Ausstellungstipps

Die schönsten Ausstellungen im November

In diesem November freuen wir uns auf die poetischen Welten Füsun Onurs in Köln, in Berlin erinnert der Gropius Bau an die Gruppe General Idea, und das Folkwang Museum nimmt uns mit nach Paris

Von Tim Ackermann
31.10.2023
/ Erschienen in Weltkunst Nr. 220

GENERAL IDEA

Gropius Bau, Berlin, bis 14. Januar 2024

Drei große Pillenskulpturen und der überall auftauchende Schriftzug „Aids“ (in Anspielung an Robert Indianas Wortbild „Love“ von 1964) erinnern daran, dass zwei von drei Mitgliedern der queeren Künstlergruppe viel zu früh starben. Die prallvolle Schau bietet zudem visionäre Einfälle wie in Serie gemaltes Pudel-Kamasutra, Kuscheltier Robbenbabys auf Styroporplatten als Kommentar zum Artensterben oder Reflexionen zur Banalität des Bösen („Nazi Milk“ von 1979/1989). Vielleicht brauchen wir „General Idea“ heute mehr denn je!

„Nazi Milk“
„Nazi Milk“ aus der Ausstellung „General Idea“ 1979/1989). © Collection Gaby & Wilhelm Schürmann

FÜSUN ONUR

Museum Ludwig, Köln, bis 28. Januar 2024

Wie die Wellen des Meeres, so erstrahlen auch die Wand- und Deckenbehänge in Füsun Onurs Installation „Kontrapunkt mit Blumen“ aus dem Jahr 1982  in verschiedenen Schattierungen von Blau. Diese Farbe setzt die türkische Künstlerin immer wieder in ihren Arbeiten ein. Kein Wunder, hat sie doch lange und noch bis vor Kurzem in Istanbul in einem Haus direkt am Bosporus gelebt – das Wasser stets vor Augen. Man kann daraus schon erahnen, dass ihre Rauminstallationen, obwohl formal sehr reduziert, nie minimalistisch sind, sondern von eigenen Lebenserfahrungen durchdrungen. Die periphere Lage der Türkei im europäischen Kunstbetrieb hat Onurs Sichtbarkeit lange behindert. Jetzt richtet das Museum Ludwig der 85-Jährigen eine verdiente große Retrospektive aus.

Füsun Onur Museum Ludwig
Füsun Onurs Installation „Kontrapunkt mit Blumen“ 1982. © Füsun Onur / Murat Germen / Arter

FRITZ SCHLEIFER

Alfred Ehrhardt Stiftung, Berlin, bis 23. Dezember

Als echter Schatz hat sich ein Fund im Keller des Hamburgers Jan Schleifer entpuppt – denn das aufgefundene Paket enthielt 128 Vintage-Fotografien seines Vaters, des am Bauhaus geschulten Architekten und Künstlers Fritz Schleifer. Aufnahmen von Schleifer haben sich sonst nur wenige erhalten, und so ist die Auswahl von 48 Abzügen, die nun in Berlin präsentiert werden, auch die Chance, seine besondere Ästhetik wiederzuentdecken. Die Ausstellung „Küstenland“ zeigt, dass Schleifer als typischer „Bauhäusler“ großen Wert auf eine klare und moderne Bildsprache legte – selbst wenn er in Norddeutschland und Dänemark in den Dreißiger- und Vierzigerjahren so traditionelle Motive fotografierte wie die Reihen von Buhnen und reetgedeckte Häuser auf der Hallig Langeneß.
----------------------------------------
ARBEITSAUFTRÄGE:
A. Gib den Text zu den Novemberausstellungen von „Von Tim Ackermann“ bis einschließlich „mehr denn je!“ wieder. Tausche dabei „Pillenskulpturen“ gegen „Tablettenskulpturen“ aus.
B. Übertrage die Zeilen unterhalb des Textes von der Zeile mit „- surface-outline: [654, 469, 1065, 786]“ bis einschließlich der Zeile mit „- y-tick-label: 400: [630, 729, 650, 744]“ in eine Markdown-Tabelle mit den Spalten „Nr.“ und „Zeile“. Leerzeilen lässt du dabei weg.

DATENSÄTZE:
----------------------------------------
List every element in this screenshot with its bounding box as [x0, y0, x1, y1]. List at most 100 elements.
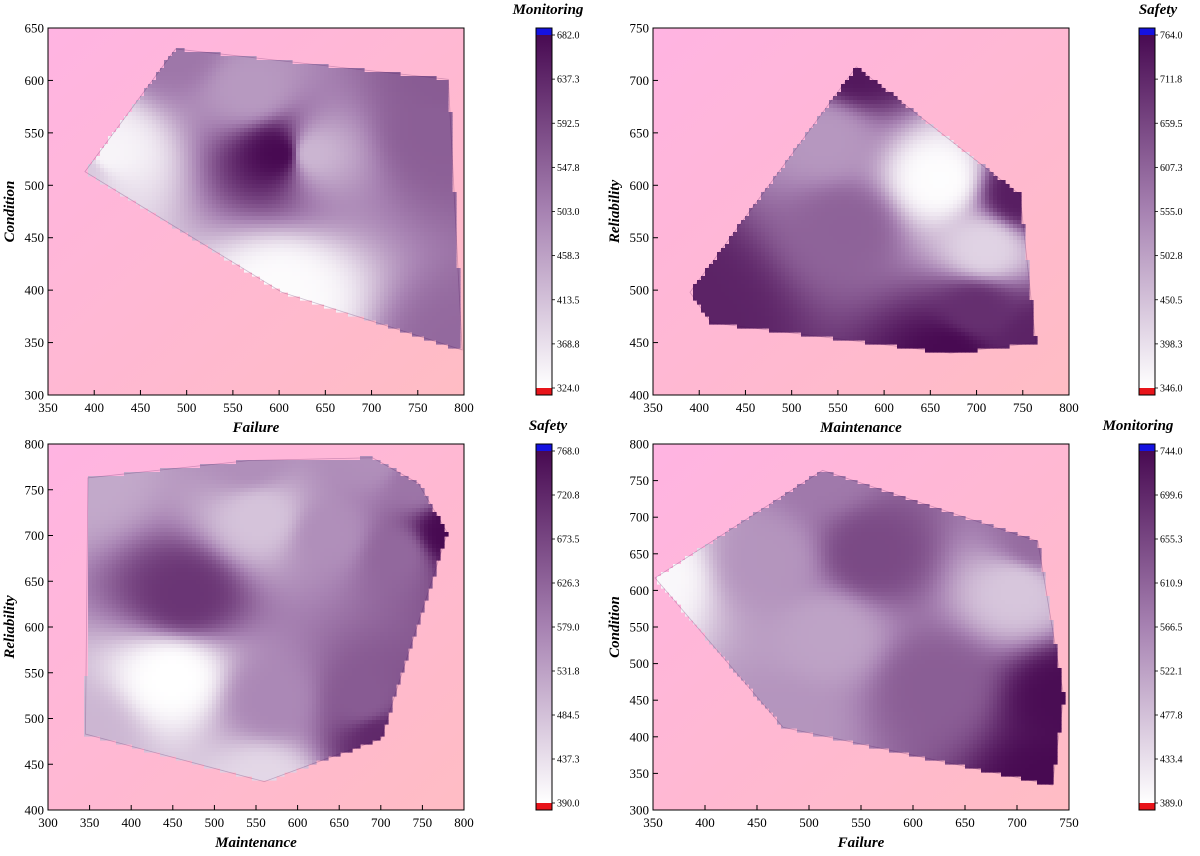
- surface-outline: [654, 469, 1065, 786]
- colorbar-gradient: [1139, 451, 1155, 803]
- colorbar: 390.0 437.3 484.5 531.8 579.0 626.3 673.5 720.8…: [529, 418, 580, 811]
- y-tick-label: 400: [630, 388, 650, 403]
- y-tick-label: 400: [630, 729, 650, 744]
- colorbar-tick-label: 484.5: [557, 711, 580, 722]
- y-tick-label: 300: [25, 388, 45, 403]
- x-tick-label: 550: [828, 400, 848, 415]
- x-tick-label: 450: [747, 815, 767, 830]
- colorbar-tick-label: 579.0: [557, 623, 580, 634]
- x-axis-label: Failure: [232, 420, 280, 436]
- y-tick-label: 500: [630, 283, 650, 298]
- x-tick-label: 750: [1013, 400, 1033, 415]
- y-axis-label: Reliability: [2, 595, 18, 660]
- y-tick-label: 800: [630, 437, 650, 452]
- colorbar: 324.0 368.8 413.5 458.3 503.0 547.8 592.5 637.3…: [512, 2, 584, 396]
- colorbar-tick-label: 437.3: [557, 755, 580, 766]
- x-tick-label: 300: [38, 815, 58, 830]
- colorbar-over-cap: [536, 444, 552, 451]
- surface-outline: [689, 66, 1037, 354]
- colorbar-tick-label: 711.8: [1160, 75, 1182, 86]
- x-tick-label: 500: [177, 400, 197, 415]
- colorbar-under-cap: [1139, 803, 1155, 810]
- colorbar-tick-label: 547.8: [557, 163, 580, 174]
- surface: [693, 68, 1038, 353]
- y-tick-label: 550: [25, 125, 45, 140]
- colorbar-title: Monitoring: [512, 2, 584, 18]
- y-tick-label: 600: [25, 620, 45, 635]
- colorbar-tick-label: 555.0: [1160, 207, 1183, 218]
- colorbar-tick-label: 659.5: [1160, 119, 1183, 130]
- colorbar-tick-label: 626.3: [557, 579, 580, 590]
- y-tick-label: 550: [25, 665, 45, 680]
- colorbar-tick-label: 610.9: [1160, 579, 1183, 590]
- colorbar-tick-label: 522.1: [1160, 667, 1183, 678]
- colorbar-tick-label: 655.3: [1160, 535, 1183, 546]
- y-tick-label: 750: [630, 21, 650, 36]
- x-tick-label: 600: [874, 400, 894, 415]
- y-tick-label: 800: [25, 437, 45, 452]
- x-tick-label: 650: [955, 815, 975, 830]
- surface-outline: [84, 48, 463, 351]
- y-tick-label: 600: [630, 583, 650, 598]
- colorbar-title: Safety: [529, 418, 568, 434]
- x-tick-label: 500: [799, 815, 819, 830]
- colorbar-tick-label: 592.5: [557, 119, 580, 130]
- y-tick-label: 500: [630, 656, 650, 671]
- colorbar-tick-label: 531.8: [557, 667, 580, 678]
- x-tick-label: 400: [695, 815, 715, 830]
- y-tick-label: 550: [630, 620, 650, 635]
----------------------------------------
VOLLSTÄNDIGE LÖSUNGEN:
A.
Von Tim Ackermann
31.10.2023
/ Erschienen in Weltkunst Nr. 220

GENERAL IDEA

Gropius Bau, Berlin, bis 14. Januar 2024

Drei große Tablettenskulpturen und der überall auftauchende Schriftzug „Aids“ (in Anspielung an Robert Indianas Wortbild „Love“ von 1964) erinnern daran, dass zwei von drei Mitgliedern der queeren Künstlergruppe viel zu früh starben. Die prallvolle Schau bietet zudem visionäre Einfälle wie in Serie gemaltes Pudel-Kamasutra, Kuscheltier Robbenbabys auf Styroporplatten als Kommentar zum Artensterben oder Reflexionen zur Banalität des Bösen („Nazi Milk“ von 1979/1989). Vielleicht brauchen wir „General Idea“ heute mehr denn je!

B.
| Nr. | Zeile |
|---|---|
| 1 | - surface-outline: [654, 469, 1065, 786] |
| 2 | - colorbar-gradient: [1139, 451, 1155, 803] |
| 3 | - colorbar: 390.0 437.3 484.5 531.8 579.0 626.3 673.5 720.8…: [529, 418, 580, 811] |
| 4 | - y-tick-label: 400: [630, 388, 650, 403] |
| 5 | - y-tick-label: 400: [630, 729, 650, 744] |